Relativistic electrodynamics - The Elara Handbook

“If [the mathematicians of the nineteenth century] had taken Maxwell’s equations to heart as Euler took Newton’s, they would have discovered...Einstein’s theory of special relativity...simply by exploring to the end the mathematical concepts to which Maxwell’s equations naturally lead.” Freeman Dyson

Special relativity on its own may seem deeply at odds with our everyday experience of the world. Yet electricity and magnetism is certainly familiar to us; could you go without a day without seeing a battery, a circuit, or some other electronic device? Surprisingly, the laws of physics tell us that these two are not unrelated theories of physics. Indeed, special relativity is implied by electromagnetic theory! So in this chapter, we will explore why special relativity and electromagnetism are deeply interrelated, and what it means when we say that electromagnetism is a relativistic field theory.

The tensor formulation of Maxwell’s equations¶

It is not immediately apparent that Maxwell’s equations have anything to do with special relativity, but this is more to due with a choice of notation than anything else. Typically, we express Maxwell’s equations using vector calculus notation, as follows:

\begin{align} \nabla \cdot \mathbf{E} &= \rho/\varepsilon_0 \\ \nabla \cdot \mathbf{B} &= 0 \\ \nabla \times \mathbf{E} &= -\frac{\partial \mathbf{B}}{\partial t} \\ \nabla \times \mathbf{B} &= \mu_0 \mathbf{J} + \mu_0 \varepsilon_0 \frac{\partial \mathbf{E}}{\partial t} \\ \end{align}

(1)

[Stated problem a] Condense the paragraph beginning "Special relativity on its own" from the relativistic electrodynamics excerpt into a short list of its main points.

[Data for this exercise]
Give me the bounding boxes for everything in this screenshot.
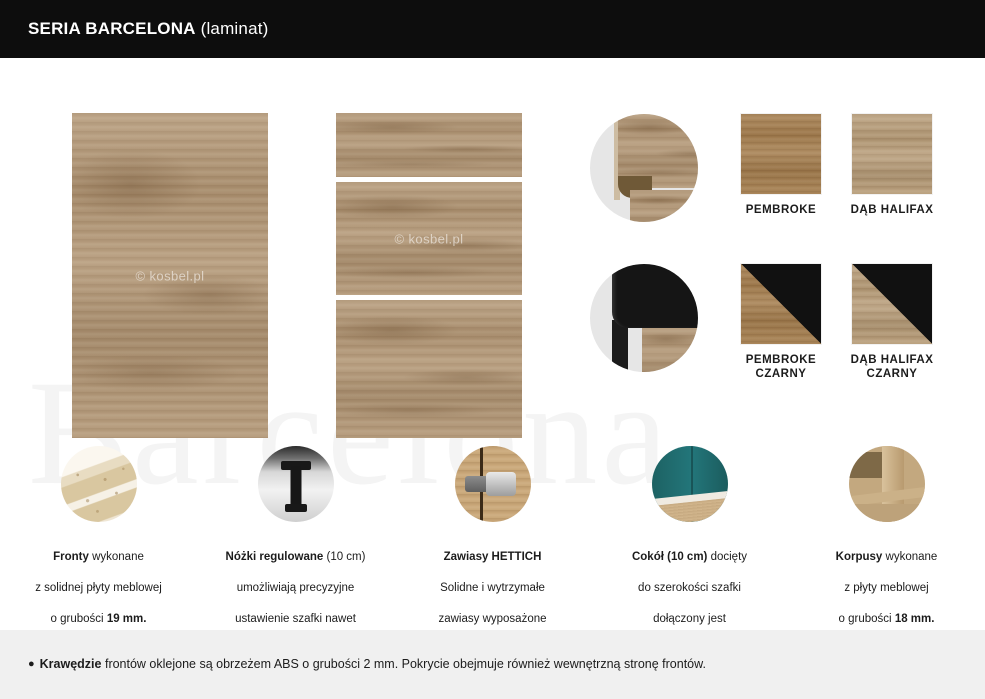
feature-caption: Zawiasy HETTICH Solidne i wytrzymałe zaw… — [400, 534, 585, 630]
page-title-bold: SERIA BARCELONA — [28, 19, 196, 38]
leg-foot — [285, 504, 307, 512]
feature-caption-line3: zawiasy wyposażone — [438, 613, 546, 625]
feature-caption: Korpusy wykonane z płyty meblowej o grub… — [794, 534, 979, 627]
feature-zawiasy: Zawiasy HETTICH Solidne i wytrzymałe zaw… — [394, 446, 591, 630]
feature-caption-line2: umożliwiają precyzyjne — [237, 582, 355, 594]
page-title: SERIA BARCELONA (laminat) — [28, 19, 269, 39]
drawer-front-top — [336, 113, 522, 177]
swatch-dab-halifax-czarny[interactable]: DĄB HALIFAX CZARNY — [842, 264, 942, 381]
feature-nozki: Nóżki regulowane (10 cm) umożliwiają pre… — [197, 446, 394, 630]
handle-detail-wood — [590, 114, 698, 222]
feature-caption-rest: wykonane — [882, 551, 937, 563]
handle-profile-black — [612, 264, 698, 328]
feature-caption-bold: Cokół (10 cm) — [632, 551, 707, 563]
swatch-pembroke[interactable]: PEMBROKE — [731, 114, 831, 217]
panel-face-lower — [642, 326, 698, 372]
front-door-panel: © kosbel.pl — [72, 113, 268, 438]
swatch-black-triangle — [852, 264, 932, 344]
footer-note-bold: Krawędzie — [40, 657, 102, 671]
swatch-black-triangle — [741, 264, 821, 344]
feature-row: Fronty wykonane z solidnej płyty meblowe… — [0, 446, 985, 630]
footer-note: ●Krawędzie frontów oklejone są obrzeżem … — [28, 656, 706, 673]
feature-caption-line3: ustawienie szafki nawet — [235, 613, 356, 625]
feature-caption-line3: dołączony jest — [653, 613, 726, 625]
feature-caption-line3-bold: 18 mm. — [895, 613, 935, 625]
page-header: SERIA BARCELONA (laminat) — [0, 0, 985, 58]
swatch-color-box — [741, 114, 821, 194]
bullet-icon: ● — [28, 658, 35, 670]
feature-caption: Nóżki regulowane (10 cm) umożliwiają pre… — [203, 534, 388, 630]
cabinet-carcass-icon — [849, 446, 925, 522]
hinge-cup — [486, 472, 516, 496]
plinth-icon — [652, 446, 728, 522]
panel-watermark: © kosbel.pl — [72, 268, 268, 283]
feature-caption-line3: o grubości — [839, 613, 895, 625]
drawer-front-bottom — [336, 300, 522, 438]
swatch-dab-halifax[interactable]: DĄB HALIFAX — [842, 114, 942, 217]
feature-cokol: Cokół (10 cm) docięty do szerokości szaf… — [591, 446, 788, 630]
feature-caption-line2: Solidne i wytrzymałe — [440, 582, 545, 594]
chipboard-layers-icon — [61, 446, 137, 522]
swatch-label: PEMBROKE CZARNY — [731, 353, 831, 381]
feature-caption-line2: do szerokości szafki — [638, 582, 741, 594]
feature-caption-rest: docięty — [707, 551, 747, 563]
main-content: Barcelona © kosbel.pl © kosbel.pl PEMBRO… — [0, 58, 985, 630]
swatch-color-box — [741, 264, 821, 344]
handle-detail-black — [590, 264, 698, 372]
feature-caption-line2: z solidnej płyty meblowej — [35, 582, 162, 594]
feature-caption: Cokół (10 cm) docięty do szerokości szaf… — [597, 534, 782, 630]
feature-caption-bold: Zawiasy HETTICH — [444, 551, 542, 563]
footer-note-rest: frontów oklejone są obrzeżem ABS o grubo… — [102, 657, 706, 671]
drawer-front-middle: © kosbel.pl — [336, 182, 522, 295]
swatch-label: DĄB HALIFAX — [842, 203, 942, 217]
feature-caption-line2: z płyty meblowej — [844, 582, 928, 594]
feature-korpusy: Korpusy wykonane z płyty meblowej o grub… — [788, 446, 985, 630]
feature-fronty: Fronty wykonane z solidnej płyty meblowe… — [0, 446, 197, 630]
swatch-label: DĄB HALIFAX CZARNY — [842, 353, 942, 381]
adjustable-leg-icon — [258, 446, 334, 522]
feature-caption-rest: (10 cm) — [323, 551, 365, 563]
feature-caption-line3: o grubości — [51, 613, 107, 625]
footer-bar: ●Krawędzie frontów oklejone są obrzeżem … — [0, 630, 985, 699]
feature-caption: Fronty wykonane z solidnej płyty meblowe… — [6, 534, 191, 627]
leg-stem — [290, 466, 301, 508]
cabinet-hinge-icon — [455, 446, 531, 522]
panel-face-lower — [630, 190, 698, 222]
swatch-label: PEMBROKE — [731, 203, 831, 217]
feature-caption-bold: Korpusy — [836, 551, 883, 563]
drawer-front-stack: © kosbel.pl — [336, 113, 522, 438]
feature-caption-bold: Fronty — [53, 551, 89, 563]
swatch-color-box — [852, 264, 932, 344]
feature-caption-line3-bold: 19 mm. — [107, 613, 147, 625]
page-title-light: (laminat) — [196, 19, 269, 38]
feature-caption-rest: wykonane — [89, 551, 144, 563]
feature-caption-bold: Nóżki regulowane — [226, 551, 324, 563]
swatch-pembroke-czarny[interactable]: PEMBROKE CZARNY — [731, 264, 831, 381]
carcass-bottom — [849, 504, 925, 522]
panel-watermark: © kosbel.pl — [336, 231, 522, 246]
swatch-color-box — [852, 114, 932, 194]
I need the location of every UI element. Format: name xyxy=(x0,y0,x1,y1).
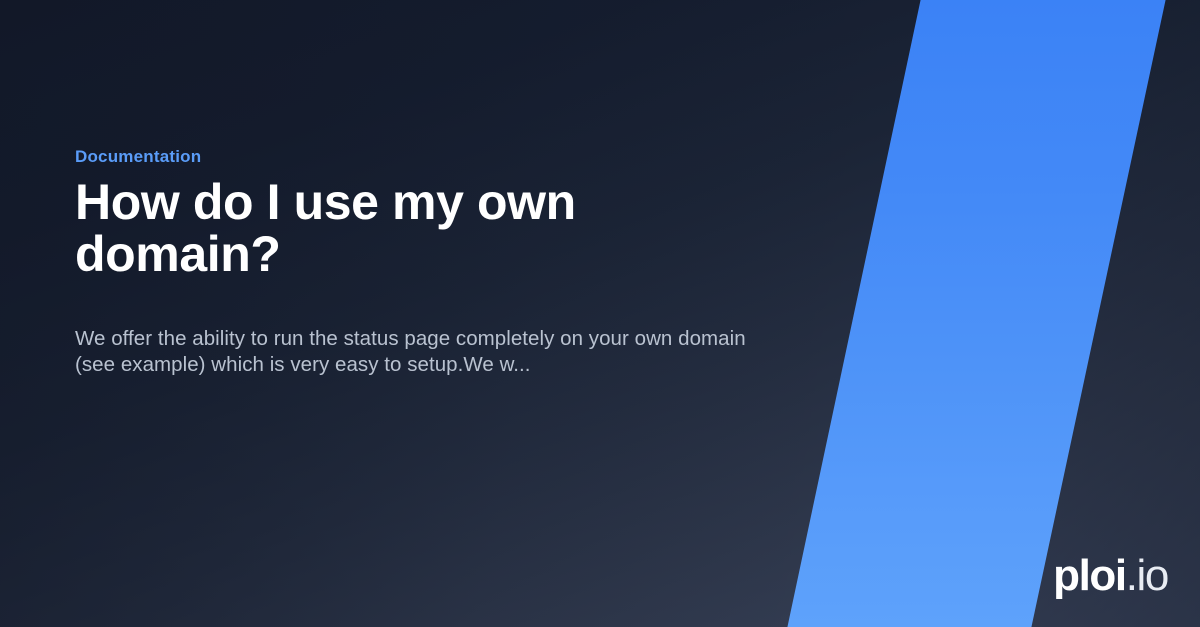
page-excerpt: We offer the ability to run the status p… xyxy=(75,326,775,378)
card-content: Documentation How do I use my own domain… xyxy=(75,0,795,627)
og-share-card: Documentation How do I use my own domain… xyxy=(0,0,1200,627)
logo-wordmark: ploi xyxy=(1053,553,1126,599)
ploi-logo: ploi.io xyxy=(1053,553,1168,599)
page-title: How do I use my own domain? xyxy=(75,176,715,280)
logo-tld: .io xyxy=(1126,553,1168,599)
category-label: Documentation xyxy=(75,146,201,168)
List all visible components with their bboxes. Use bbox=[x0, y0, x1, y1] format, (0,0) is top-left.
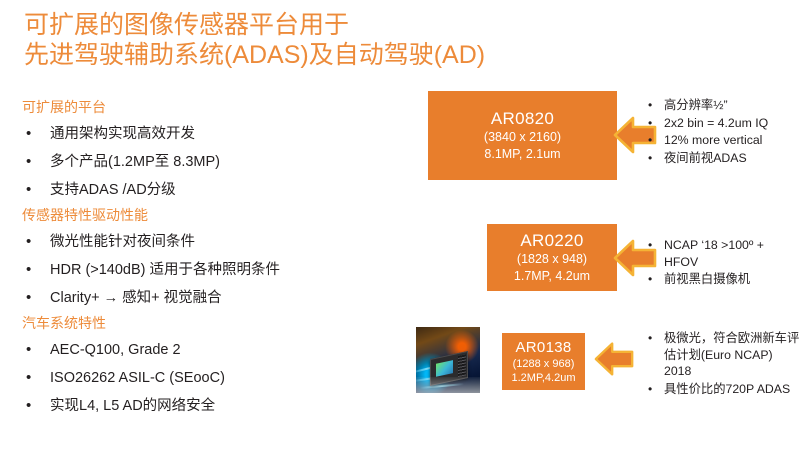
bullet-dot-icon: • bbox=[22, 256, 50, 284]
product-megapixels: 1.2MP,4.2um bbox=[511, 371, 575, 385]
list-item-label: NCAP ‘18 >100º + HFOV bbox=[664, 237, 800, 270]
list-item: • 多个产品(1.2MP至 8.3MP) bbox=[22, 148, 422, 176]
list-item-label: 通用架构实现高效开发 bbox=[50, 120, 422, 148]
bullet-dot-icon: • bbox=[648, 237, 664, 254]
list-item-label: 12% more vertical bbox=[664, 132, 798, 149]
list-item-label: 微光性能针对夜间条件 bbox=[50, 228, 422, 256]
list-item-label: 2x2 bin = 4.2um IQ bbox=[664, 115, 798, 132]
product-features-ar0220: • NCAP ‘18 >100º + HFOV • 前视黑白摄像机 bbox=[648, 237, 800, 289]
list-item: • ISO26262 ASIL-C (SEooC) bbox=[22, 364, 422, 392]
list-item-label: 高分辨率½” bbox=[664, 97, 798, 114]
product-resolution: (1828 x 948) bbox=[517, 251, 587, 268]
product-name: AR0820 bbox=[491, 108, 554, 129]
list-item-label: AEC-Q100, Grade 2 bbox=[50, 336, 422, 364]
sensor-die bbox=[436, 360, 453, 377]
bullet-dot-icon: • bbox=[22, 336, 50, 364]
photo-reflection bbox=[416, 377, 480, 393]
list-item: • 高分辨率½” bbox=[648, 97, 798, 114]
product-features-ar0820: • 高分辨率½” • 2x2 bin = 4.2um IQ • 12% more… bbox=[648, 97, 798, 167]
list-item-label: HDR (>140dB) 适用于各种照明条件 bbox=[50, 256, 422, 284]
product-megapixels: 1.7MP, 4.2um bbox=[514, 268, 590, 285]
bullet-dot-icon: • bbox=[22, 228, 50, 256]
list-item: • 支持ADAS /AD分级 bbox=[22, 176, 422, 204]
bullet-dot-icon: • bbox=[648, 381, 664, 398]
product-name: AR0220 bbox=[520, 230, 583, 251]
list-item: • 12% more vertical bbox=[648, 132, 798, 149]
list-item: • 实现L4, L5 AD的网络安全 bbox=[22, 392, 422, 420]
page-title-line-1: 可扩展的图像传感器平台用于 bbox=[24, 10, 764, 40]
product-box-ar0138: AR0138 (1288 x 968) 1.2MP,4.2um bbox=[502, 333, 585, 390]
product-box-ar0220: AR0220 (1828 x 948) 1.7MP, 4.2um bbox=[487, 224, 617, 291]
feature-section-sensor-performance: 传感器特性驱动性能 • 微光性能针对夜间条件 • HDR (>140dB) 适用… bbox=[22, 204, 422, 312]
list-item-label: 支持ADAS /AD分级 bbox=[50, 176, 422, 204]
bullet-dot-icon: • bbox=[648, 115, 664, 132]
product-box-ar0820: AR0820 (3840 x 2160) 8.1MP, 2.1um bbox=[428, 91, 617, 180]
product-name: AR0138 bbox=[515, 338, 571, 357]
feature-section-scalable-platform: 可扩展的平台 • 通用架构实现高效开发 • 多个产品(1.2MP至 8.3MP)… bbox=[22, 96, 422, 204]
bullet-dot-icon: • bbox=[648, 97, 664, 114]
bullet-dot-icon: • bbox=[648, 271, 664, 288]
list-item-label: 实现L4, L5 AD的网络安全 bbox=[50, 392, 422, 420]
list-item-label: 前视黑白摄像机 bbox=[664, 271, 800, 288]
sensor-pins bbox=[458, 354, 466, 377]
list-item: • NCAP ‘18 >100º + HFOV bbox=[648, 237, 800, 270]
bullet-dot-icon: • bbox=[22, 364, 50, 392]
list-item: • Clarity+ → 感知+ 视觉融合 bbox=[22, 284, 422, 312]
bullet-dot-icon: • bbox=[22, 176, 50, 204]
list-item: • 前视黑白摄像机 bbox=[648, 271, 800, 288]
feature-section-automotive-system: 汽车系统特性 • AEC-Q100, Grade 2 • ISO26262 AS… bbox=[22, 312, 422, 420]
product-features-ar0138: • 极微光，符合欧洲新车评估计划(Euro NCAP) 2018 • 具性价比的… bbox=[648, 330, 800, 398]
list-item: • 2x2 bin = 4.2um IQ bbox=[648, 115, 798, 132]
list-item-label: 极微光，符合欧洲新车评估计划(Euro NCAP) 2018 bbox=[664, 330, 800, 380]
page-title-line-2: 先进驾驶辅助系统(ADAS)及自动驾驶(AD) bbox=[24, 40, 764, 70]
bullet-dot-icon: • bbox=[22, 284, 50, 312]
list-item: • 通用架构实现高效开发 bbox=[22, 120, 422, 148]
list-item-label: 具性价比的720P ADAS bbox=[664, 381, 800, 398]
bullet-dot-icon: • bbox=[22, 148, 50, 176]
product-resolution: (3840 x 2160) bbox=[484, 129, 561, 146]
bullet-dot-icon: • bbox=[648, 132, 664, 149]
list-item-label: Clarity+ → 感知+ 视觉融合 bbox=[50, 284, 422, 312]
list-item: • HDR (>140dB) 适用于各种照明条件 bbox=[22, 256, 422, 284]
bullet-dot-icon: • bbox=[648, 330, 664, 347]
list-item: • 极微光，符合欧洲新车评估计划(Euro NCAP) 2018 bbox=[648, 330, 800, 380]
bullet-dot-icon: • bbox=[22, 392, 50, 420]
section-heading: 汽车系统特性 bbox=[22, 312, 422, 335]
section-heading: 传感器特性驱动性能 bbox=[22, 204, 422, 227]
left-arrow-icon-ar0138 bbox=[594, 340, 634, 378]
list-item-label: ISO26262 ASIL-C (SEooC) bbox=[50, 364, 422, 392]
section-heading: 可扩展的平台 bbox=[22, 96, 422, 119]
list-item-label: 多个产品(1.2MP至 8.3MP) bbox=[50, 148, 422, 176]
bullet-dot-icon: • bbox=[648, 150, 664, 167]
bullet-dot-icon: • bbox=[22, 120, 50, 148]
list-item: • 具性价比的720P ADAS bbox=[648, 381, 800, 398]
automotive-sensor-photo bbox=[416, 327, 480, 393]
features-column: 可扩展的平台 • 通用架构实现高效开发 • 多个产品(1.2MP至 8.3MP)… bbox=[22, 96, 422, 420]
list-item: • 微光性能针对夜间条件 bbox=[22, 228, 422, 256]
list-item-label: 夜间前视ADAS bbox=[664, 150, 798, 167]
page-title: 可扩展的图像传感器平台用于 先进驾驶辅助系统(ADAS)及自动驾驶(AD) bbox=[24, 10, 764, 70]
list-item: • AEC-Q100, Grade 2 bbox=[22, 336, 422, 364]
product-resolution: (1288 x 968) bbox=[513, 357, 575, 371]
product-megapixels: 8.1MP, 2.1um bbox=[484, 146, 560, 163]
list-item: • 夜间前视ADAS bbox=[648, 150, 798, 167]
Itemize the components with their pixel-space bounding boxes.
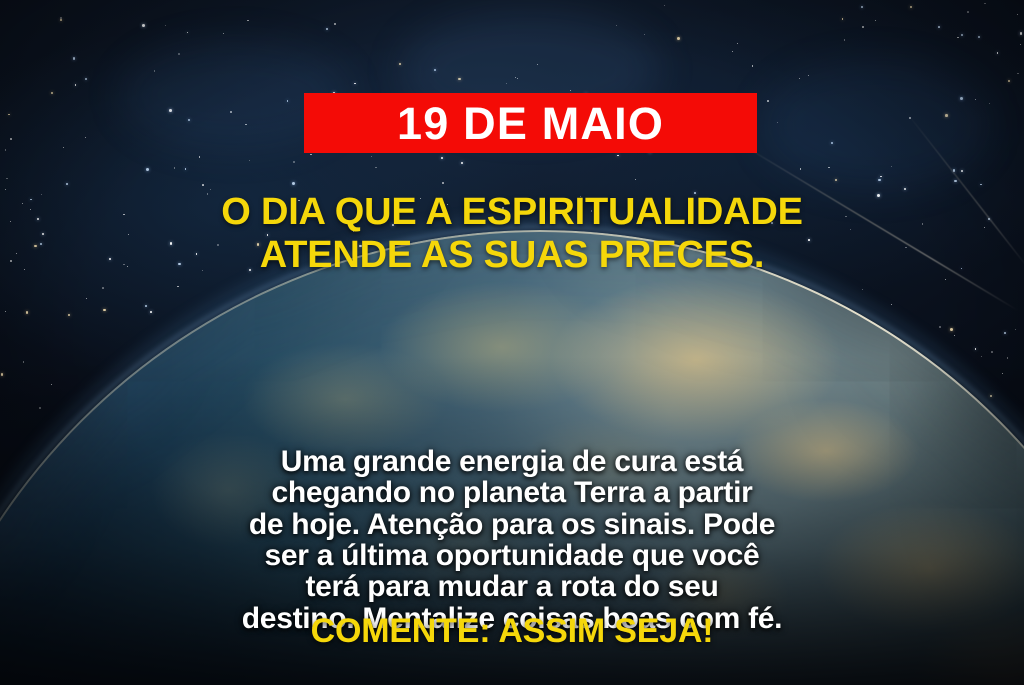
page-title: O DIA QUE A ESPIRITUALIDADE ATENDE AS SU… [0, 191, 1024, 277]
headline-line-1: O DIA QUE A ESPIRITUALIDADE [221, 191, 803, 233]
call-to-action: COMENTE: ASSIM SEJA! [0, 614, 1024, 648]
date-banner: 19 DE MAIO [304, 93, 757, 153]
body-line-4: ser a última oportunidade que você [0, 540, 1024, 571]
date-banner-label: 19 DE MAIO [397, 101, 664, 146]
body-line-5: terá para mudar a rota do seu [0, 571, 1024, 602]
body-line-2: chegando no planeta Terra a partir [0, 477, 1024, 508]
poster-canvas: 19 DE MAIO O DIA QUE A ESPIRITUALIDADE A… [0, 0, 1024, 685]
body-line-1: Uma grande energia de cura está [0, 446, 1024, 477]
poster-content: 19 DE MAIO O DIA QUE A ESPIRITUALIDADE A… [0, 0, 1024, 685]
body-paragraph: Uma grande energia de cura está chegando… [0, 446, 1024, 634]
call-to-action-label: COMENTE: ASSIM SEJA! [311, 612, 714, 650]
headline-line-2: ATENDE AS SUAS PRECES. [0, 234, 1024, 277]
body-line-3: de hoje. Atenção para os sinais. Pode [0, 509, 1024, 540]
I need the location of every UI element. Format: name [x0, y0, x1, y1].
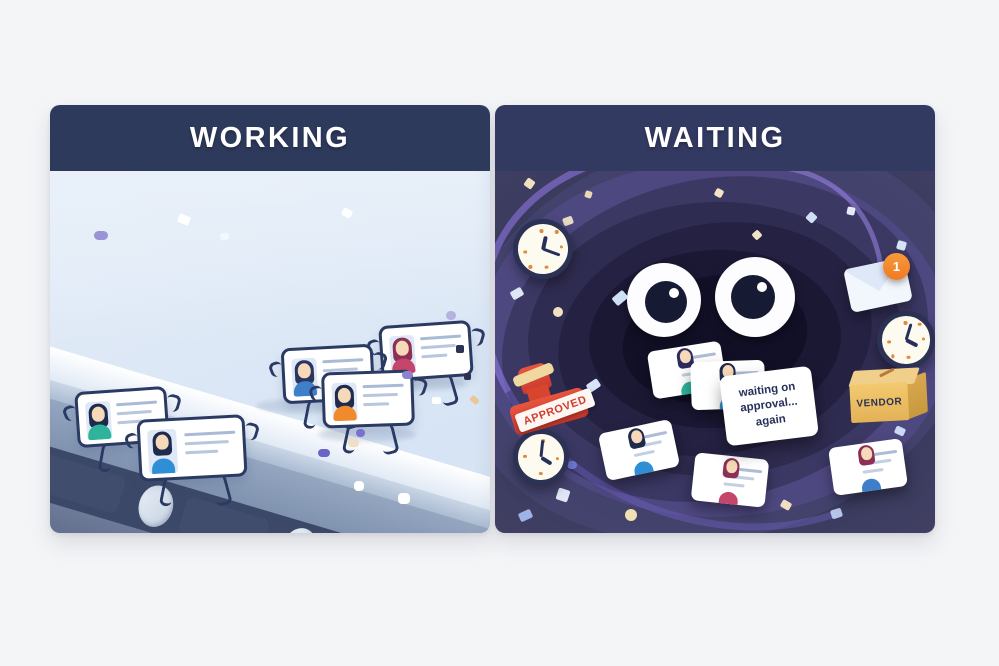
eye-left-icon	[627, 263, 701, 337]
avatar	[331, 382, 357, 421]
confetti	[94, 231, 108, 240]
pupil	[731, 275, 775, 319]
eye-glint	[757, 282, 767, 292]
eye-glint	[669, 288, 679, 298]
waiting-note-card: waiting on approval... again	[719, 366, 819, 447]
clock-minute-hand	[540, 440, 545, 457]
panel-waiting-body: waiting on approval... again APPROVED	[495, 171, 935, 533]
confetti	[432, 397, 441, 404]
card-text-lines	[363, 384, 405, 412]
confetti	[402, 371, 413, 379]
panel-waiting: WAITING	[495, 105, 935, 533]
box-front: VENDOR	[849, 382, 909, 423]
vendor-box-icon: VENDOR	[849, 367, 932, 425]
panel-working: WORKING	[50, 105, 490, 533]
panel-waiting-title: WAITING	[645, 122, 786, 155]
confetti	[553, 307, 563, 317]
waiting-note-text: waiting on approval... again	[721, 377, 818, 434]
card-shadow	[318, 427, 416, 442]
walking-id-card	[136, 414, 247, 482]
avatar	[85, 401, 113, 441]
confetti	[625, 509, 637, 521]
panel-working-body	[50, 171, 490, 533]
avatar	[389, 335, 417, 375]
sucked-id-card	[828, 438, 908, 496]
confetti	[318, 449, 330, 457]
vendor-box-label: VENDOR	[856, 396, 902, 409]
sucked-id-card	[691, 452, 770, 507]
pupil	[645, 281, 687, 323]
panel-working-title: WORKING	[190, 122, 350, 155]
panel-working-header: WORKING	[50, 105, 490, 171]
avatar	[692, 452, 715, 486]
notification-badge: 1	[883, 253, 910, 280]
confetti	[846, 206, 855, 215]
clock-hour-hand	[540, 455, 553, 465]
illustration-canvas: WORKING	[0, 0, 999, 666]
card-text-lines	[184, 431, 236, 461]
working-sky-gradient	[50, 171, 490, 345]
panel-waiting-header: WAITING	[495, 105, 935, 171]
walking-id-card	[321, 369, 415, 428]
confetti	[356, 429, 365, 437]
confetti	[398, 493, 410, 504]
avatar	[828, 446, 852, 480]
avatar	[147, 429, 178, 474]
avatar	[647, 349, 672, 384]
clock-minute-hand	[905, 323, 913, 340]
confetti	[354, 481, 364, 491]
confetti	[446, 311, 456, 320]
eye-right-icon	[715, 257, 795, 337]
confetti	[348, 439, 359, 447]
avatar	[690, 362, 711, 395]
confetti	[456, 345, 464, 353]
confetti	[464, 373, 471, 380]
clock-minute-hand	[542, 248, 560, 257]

[Stated problem b] In the listing, update the lines from the one holding "page-title: O DIA" through the one holding "y0, x1, y1].", inclusive, so that "body-line" becomes "text-line" with nothing else altered. Return only those lines.

[Reply a]
- On its own, special relativity may seem deeply at odds with everyday experience.
- Electricity and magnetism are familiar, through batteries, circuits and other electronic devices.
- The laws of physics show that the two are not unrelated theories, and electromagnetic theory implies special relativity.
- The chapter explores why special relativity and electromagnetism are deeply interrelated, and what it means to call electromagnetism a relativistic field theory.

[Reply b]
page-title: O DIA QUE A ESPIRITUALIDADE ATENDE AS SU… [0, 191, 1024, 277]
headline-line-1: O DIA QUE A ESPIRITUALIDADE [221, 191, 803, 233]
call-to-action: COMENTE: ASSIM SEJA! [0, 614, 1024, 648]
date-banner: 19 DE MAIO [304, 93, 757, 153]
text-line-4: ser a última oportunidade que você [0, 540, 1024, 571]
date-banner-label: 19 DE MAIO [397, 101, 664, 146]
text-line-5: terá para mudar a rota do seu [0, 571, 1024, 602]
text-line-2: chegando no planeta Terra a partir [0, 477, 1024, 508]
poster-canvas: 19 DE MAIO O DIA QUE A ESPIRITUALIDADE A… [0, 0, 1024, 685]
text-line-1: Uma grande energia de cura está [0, 446, 1024, 477]
poster-content: 19 DE MAIO O DIA QUE A ESPIRITUALIDADE A… [0, 0, 1024, 685]
body-paragraph: Uma grande energia de cura está chegando… [0, 446, 1024, 634]
call-to-action-label: COMENTE: ASSIM SEJA! [311, 612, 714, 650]
headline-line-2: ATENDE AS SUAS PRECES. [0, 234, 1024, 277]
text-line-3: de hoje. Atenção para os sinais. Pode [0, 509, 1024, 540]
I need the location of every UI element. Format: name [x0, y0, x1, y1].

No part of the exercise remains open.